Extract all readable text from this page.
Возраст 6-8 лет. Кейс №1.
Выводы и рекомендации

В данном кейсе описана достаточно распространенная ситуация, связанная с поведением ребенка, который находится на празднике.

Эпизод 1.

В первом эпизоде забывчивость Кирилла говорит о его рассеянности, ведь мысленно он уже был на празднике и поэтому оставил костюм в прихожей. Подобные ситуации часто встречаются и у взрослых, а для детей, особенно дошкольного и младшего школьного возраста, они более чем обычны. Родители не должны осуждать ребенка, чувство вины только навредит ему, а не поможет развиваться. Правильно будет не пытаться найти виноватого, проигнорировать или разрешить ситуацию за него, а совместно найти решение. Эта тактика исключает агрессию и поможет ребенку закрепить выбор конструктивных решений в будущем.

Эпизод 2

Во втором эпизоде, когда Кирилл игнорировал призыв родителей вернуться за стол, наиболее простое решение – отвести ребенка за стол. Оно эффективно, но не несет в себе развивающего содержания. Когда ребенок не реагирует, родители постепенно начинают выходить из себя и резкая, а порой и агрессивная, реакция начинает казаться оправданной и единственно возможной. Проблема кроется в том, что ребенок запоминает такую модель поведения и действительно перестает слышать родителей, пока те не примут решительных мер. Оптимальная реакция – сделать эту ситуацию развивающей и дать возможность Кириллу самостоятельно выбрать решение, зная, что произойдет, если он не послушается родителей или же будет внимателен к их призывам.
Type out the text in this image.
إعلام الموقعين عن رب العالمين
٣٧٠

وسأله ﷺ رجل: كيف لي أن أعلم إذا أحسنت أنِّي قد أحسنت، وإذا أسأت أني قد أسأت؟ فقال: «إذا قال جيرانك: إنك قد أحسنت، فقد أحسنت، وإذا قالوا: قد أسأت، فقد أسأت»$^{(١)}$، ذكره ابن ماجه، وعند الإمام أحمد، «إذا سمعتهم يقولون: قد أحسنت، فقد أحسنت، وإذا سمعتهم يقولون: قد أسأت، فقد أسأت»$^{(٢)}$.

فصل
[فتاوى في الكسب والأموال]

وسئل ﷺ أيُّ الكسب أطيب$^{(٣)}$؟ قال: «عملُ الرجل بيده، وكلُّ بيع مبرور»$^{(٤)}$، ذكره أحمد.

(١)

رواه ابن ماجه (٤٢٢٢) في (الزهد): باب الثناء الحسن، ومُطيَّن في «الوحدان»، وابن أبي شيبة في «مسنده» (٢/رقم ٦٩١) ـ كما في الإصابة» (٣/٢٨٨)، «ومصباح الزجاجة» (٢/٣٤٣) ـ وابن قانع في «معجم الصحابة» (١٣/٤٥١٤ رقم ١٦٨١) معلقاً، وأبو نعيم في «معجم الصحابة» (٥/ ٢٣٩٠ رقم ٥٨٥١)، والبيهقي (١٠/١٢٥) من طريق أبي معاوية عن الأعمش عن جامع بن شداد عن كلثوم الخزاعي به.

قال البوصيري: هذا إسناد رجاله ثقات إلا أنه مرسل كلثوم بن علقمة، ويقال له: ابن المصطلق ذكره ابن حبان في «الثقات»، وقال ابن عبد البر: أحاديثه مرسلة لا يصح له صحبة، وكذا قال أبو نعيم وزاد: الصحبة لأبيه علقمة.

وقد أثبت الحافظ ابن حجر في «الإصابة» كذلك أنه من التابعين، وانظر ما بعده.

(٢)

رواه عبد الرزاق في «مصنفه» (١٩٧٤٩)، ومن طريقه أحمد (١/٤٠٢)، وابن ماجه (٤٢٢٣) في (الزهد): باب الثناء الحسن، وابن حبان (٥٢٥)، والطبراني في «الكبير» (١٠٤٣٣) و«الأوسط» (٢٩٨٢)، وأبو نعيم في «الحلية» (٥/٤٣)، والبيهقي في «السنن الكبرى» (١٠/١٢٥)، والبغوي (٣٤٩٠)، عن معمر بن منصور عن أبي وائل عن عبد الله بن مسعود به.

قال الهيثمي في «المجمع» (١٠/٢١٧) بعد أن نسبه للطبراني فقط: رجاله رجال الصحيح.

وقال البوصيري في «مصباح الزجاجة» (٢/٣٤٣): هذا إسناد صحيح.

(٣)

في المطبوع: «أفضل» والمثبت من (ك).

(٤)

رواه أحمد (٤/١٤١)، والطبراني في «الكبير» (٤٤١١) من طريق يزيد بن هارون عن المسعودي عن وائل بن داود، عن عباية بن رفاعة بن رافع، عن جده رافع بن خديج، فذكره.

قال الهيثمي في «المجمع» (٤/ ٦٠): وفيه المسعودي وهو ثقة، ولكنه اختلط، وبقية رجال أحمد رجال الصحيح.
________________
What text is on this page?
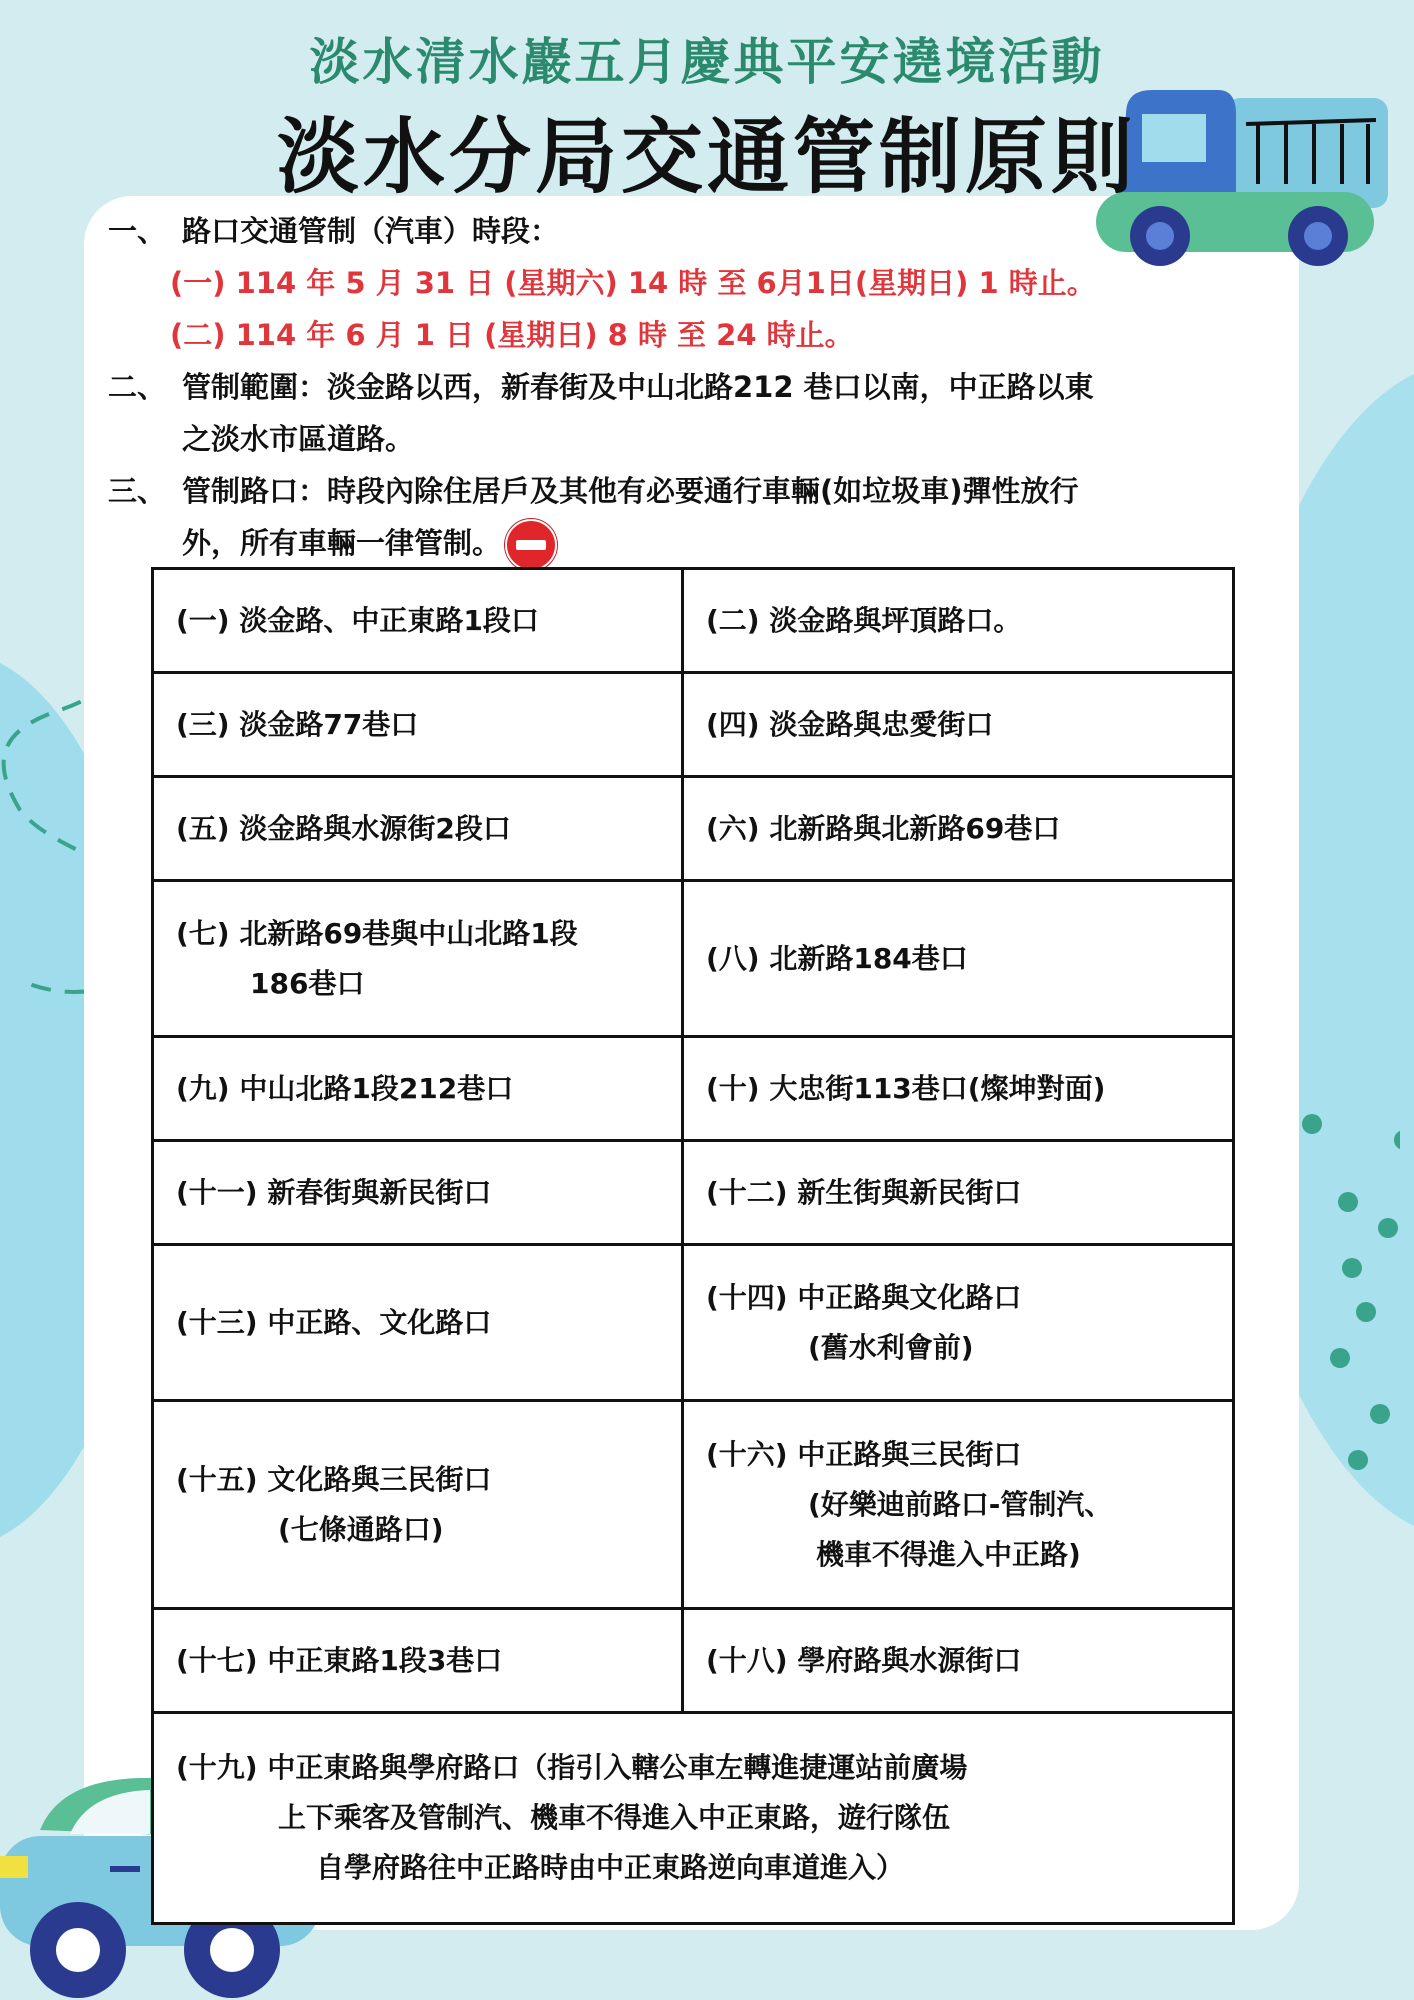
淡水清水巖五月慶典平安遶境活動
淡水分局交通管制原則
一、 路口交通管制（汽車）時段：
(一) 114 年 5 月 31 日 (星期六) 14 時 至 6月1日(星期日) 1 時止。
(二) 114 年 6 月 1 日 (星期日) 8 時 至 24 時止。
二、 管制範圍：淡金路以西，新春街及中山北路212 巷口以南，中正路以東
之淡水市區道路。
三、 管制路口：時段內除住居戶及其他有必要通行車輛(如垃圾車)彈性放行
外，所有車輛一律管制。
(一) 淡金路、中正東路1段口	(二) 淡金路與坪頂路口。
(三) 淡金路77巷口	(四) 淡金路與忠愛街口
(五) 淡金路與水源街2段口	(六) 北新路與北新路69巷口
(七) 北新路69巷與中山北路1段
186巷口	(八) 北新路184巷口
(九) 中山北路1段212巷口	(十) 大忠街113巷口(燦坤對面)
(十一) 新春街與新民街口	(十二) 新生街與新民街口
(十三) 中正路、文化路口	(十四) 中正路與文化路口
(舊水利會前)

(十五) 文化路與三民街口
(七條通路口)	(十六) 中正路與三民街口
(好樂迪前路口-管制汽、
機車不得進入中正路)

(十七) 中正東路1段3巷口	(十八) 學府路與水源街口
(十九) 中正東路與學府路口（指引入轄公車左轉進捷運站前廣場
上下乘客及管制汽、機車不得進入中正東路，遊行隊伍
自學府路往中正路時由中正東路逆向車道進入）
________________
-- Directions --
Locate the string "الكسب" in the listing above and copy every line where it occurs.

-- Task answer --
[فتاوى في الكسب والأموال]
وسئل ﷺ أيُّ الكسب أطيب$^{(٣)}$؟ قال: «عملُ الرجل بيده، وكلُّ بيع مبرور»$^{(٤)}$، ذكره أحمد.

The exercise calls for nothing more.